→ **YOUR TASK**:
Copy out the items word for word, beginning with the line that contains "slab-atom [728,369,792,433]" and continuing through the line that contains "blue-atom [650,506,678,534]".

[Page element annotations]

* start *

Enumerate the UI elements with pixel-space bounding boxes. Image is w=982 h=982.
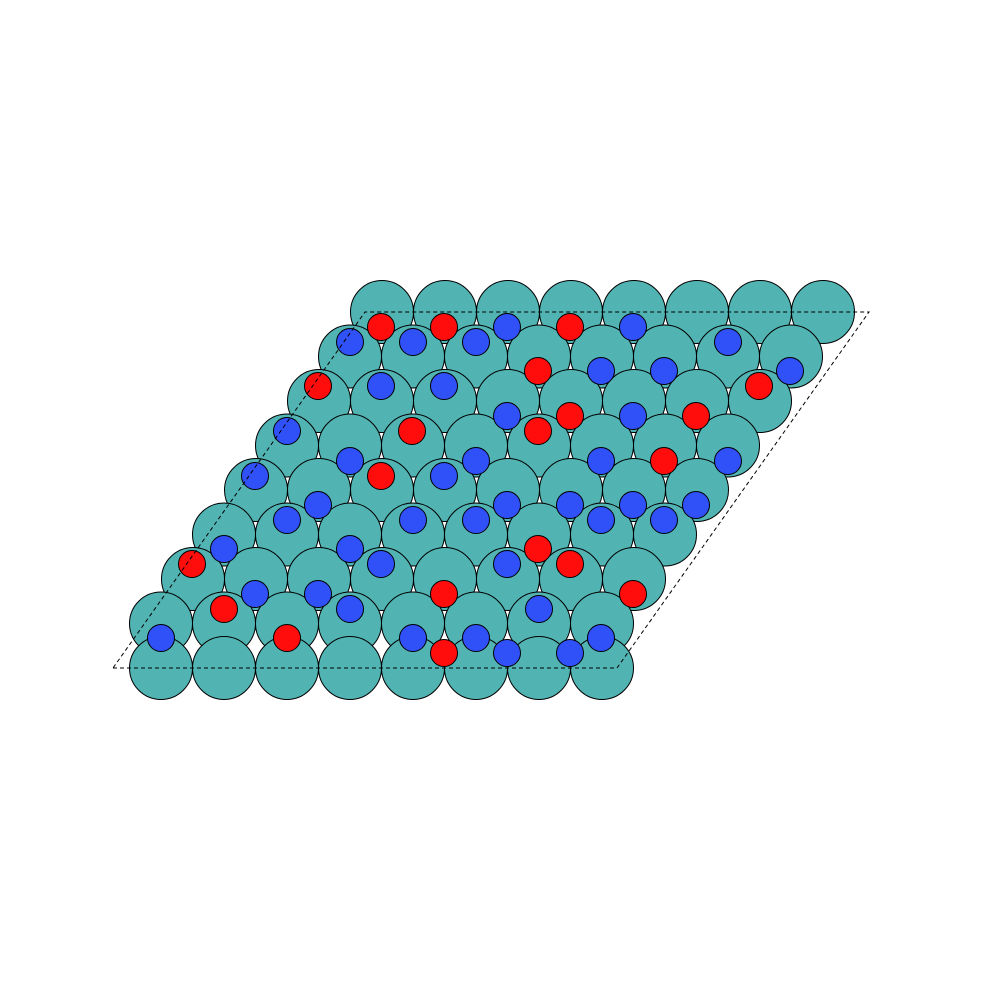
slab-atom [728,369,792,433]
red-atom [524,417,552,445]
red-atom [650,447,678,475]
blue-atom [714,447,742,475]
red-atom [556,402,584,430]
blue-atom [556,491,584,519]
blue-atom [587,357,615,385]
blue-atom [430,462,458,490]
blue-atom [493,639,521,667]
blue-atom [273,417,301,445]
slab-atom [759,324,823,389]
blue-atom [462,506,490,534]
adsorbate-atoms [147,313,804,667]
blue-atom [304,491,332,519]
red-atom [524,357,552,385]
red-atom [273,624,301,652]
blue-atom [399,506,427,534]
blue-atom [650,506,678,534]
blue-atom [273,506,301,534]
blue-atom [210,535,238,563]
blue-atom [619,313,647,341]
red-atom [367,313,395,341]
blue-atom [587,506,615,534]
blue-atom [336,535,364,563]
red-atom [304,372,332,400]
blue-atom [462,624,490,652]
slab-atoms [129,280,855,700]
blue-atom [682,491,710,519]
blue-atom [776,357,804,385]
blue-atom [619,402,647,430]
blue-atom [493,313,521,341]
blue-atom [650,357,678,385]
blue-atom [367,372,395,400]
blue-atom [336,328,364,356]
blue-atom [556,639,584,667]
blue-atom [241,580,269,608]
blue-atom [367,550,395,578]
red-atom [524,535,552,563]
red-atom [430,313,458,341]
blue-atom [399,328,427,356]
slab-atom [665,458,729,522]
red-atom [398,417,426,445]
blue-atom [525,595,553,623]
blue-atom [241,462,269,490]
blue-atom [304,580,332,608]
blue-atom [493,402,521,430]
blue-atom [587,447,615,475]
slab-atom [696,413,760,478]
red-atom [430,580,458,608]
unit-cell [112,311,870,669]
red-atom [556,313,584,341]
slab-atom [633,502,697,567]
blue-atom [493,491,521,519]
blue-atom [587,624,615,652]
blue-atom [336,595,364,623]
blue-atom [147,624,175,652]
red-atom [367,462,395,490]
red-atom [178,550,206,578]
blue-atom [462,328,490,356]
slab-atom [602,547,666,611]
red-atom [682,402,710,430]
red-atom [556,550,584,578]
blue-atom [493,550,521,578]
red-atom [619,580,647,608]
red-atom [745,372,773,400]
blue-atom [462,447,490,475]
blue-atom [619,491,647,519]
red-atom [210,595,238,623]
red-atom [430,639,458,667]
blue-atom [430,372,458,400]
blue-atom [399,624,427,652]
blue-atom [336,447,364,475]
blue-atom [714,328,742,356]
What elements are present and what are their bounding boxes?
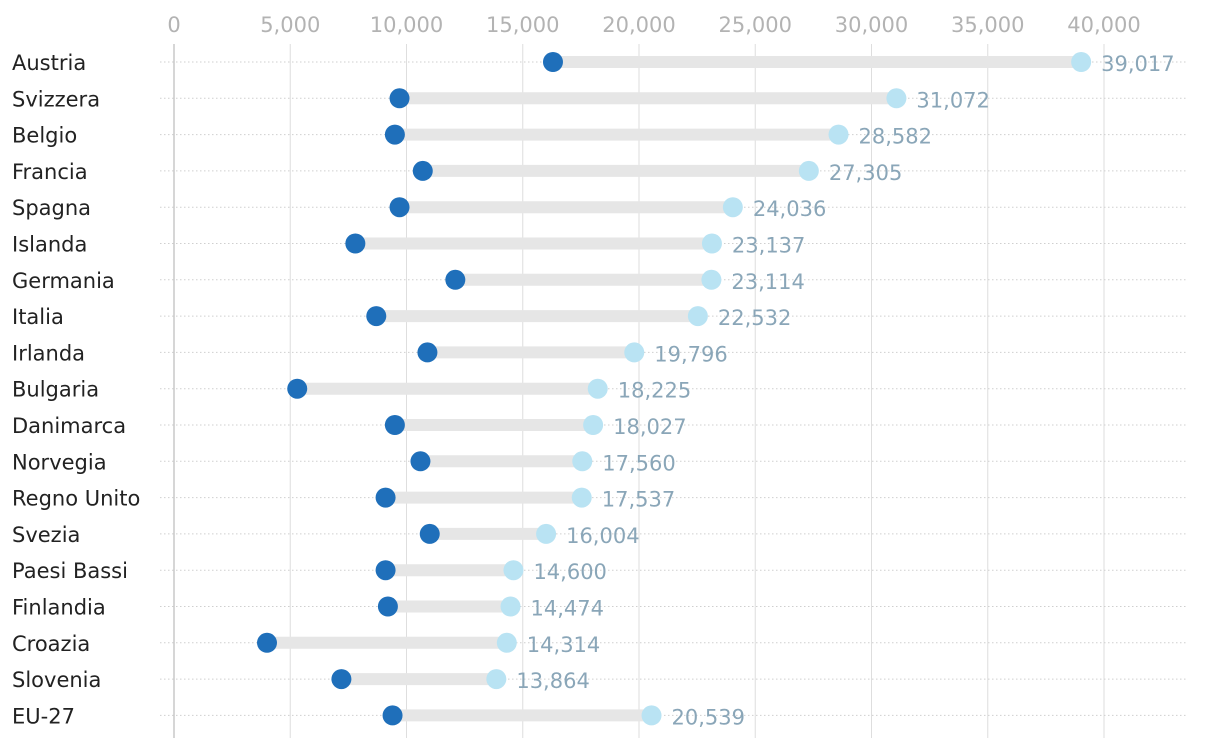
category-label: Austria: [12, 51, 86, 75]
x-tick-label: 20,000: [602, 13, 675, 37]
x-tick-label: 30,000: [835, 13, 908, 37]
grid-layer: [173, 44, 1105, 738]
value-label: 39,017: [1101, 52, 1174, 76]
value-label: 14,314: [527, 633, 600, 657]
value-label: 19,796: [654, 342, 727, 366]
start-dot: [445, 269, 466, 290]
end-dot: [641, 705, 662, 726]
category-label: Finlandia: [12, 596, 106, 620]
category-label: Germania: [12, 269, 115, 293]
end-dot: [486, 669, 507, 690]
value-label: 18,027: [613, 415, 686, 439]
value-label: 23,137: [732, 234, 805, 258]
category-label: Irlanda: [12, 341, 85, 365]
x-tick-label: 0: [167, 13, 180, 37]
start-dot: [257, 632, 277, 653]
start-dot: [345, 233, 366, 254]
category-label: Svezia: [12, 523, 80, 547]
dots-layer: [257, 52, 1092, 726]
x-axis: 0 5,000 10,000 15,000 20,000 25,000 30,000 35,0…: [167, 13, 1140, 37]
x-tick-label: 5,000: [260, 13, 320, 37]
connector-bars-layer: [267, 56, 1082, 722]
labels-layer: Austria 39,017 Svizzera 31,072 Belgio 28,582 F…: [12, 51, 1175, 729]
value-label: 24,036: [753, 197, 826, 221]
x-tick-label: 35,000: [951, 13, 1024, 37]
value-label: 20,539: [672, 705, 745, 729]
category-label: Svizzera: [12, 87, 100, 111]
start-dot: [375, 487, 396, 508]
end-dot: [587, 378, 608, 399]
value-label: 22,532: [718, 306, 791, 330]
row-lines-layer: [160, 61, 1188, 716]
end-dot: [798, 160, 819, 181]
category-label: Bulgaria: [12, 378, 99, 402]
start-dot: [417, 342, 438, 363]
end-dot: [701, 233, 722, 254]
start-dot: [389, 88, 410, 109]
end-dot: [583, 415, 604, 435]
start-dot: [375, 560, 396, 581]
end-dot: [722, 197, 743, 218]
category-label: Islanda: [12, 233, 87, 257]
value-label: 14,600: [533, 560, 606, 584]
x-tick-label: 25,000: [719, 13, 792, 37]
start-dot: [412, 160, 433, 181]
x-tick-label: 40,000: [1067, 13, 1140, 37]
start-dot: [377, 596, 398, 617]
start-dot: [410, 451, 431, 472]
end-dot: [624, 342, 645, 363]
start-dot: [384, 124, 405, 145]
end-dot: [701, 269, 722, 290]
start-dot: [366, 306, 387, 327]
category-label: Slovenia: [12, 668, 101, 692]
end-dot: [828, 124, 849, 145]
end-dot: [1071, 52, 1092, 72]
value-label: 27,305: [829, 161, 902, 185]
end-dot: [571, 487, 592, 508]
value-label: 13,864: [516, 669, 589, 693]
category-label: Francia: [12, 160, 88, 184]
start-dot: [389, 197, 410, 218]
value-label: 28,582: [859, 125, 932, 149]
value-label: 31,072: [916, 88, 989, 112]
end-dot: [572, 451, 593, 472]
start-dot: [331, 669, 352, 690]
end-dot: [687, 306, 708, 327]
category-label: EU-27: [12, 704, 75, 728]
x-tick-label: 15,000: [486, 13, 559, 37]
value-label: 14,474: [531, 597, 604, 621]
category-label: Belgio: [12, 124, 77, 148]
start-dot: [419, 523, 440, 544]
start-dot: [287, 378, 308, 399]
category-label: Spagna: [12, 196, 91, 220]
end-dot: [886, 88, 907, 109]
value-label: 17,560: [602, 451, 675, 475]
value-label: 16,004: [566, 524, 639, 548]
category-label: Norvegia: [12, 450, 107, 474]
category-label: Italia: [12, 305, 64, 329]
category-label: Danimarca: [12, 414, 126, 438]
end-dot: [503, 560, 524, 581]
value-label: 17,537: [602, 488, 675, 512]
end-dot: [500, 596, 521, 617]
value-label: 23,114: [731, 270, 804, 294]
end-dot: [536, 523, 557, 544]
start-dot: [382, 705, 403, 726]
category-label: Croazia: [12, 632, 90, 656]
start-dot: [384, 415, 405, 435]
category-label: Regno Unito: [12, 487, 140, 511]
start-dot: [542, 52, 563, 72]
value-label: 18,225: [618, 379, 691, 403]
end-dot: [496, 632, 517, 653]
category-label: Paesi Bassi: [12, 559, 128, 583]
x-tick-label: 10,000: [370, 13, 443, 37]
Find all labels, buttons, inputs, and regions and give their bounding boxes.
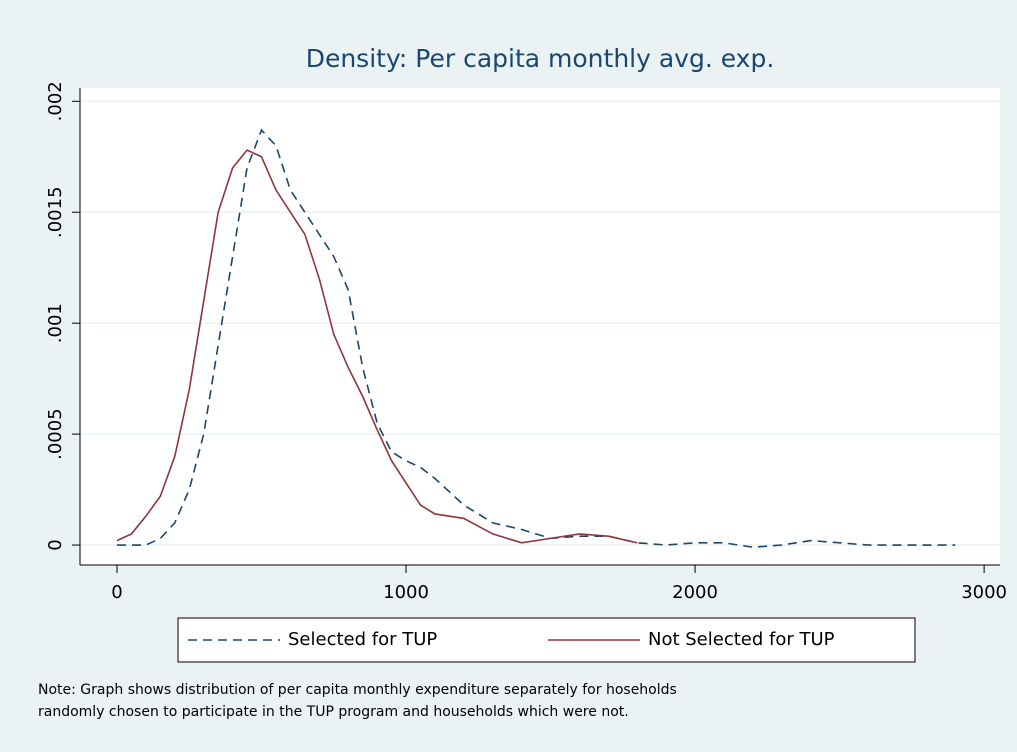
y-tick-label: 0 bbox=[45, 539, 66, 550]
x-tick-label: 3000 bbox=[961, 582, 1007, 603]
y-tick-label: .0005 bbox=[45, 408, 66, 460]
note: randomly chosen to participate in the TU… bbox=[38, 704, 629, 720]
legend-label: Selected for TUP bbox=[288, 629, 437, 650]
series-line bbox=[116, 149, 638, 544]
legend bbox=[177, 617, 916, 663]
legend-label: Not Selected for TUP bbox=[648, 629, 835, 650]
series-line bbox=[116, 128, 956, 549]
x-tick-label: 2000 bbox=[672, 582, 718, 603]
x-tick-label: 1000 bbox=[383, 582, 429, 603]
y-tick-label: .0015 bbox=[45, 186, 66, 238]
chart-title: Density: Per capita monthly avg. exp. bbox=[306, 44, 775, 73]
x-tick-label: 0 bbox=[111, 582, 122, 603]
plot-area bbox=[80, 88, 1000, 565]
y-tick-label: .002 bbox=[45, 81, 66, 121]
note: Note: Graph shows distribution of per ca… bbox=[38, 682, 677, 698]
y-tick-label: .001 bbox=[45, 303, 66, 343]
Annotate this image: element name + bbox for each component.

* end *

→ **IN RESPONSE**:
slab-atom [728,369,792,433]
red-atom [524,417,552,445]
red-atom [650,447,678,475]
blue-atom [714,447,742,475]
red-atom [556,402,584,430]
blue-atom [556,491,584,519]
blue-atom [587,357,615,385]
blue-atom [430,462,458,490]
blue-atom [493,639,521,667]
blue-atom [273,417,301,445]
slab-atom [759,324,823,389]
blue-atom [462,506,490,534]
adsorbate-atoms [147,313,804,667]
blue-atom [304,491,332,519]
red-atom [524,357,552,385]
red-atom [273,624,301,652]
blue-atom [399,506,427,534]
blue-atom [650,506,678,534]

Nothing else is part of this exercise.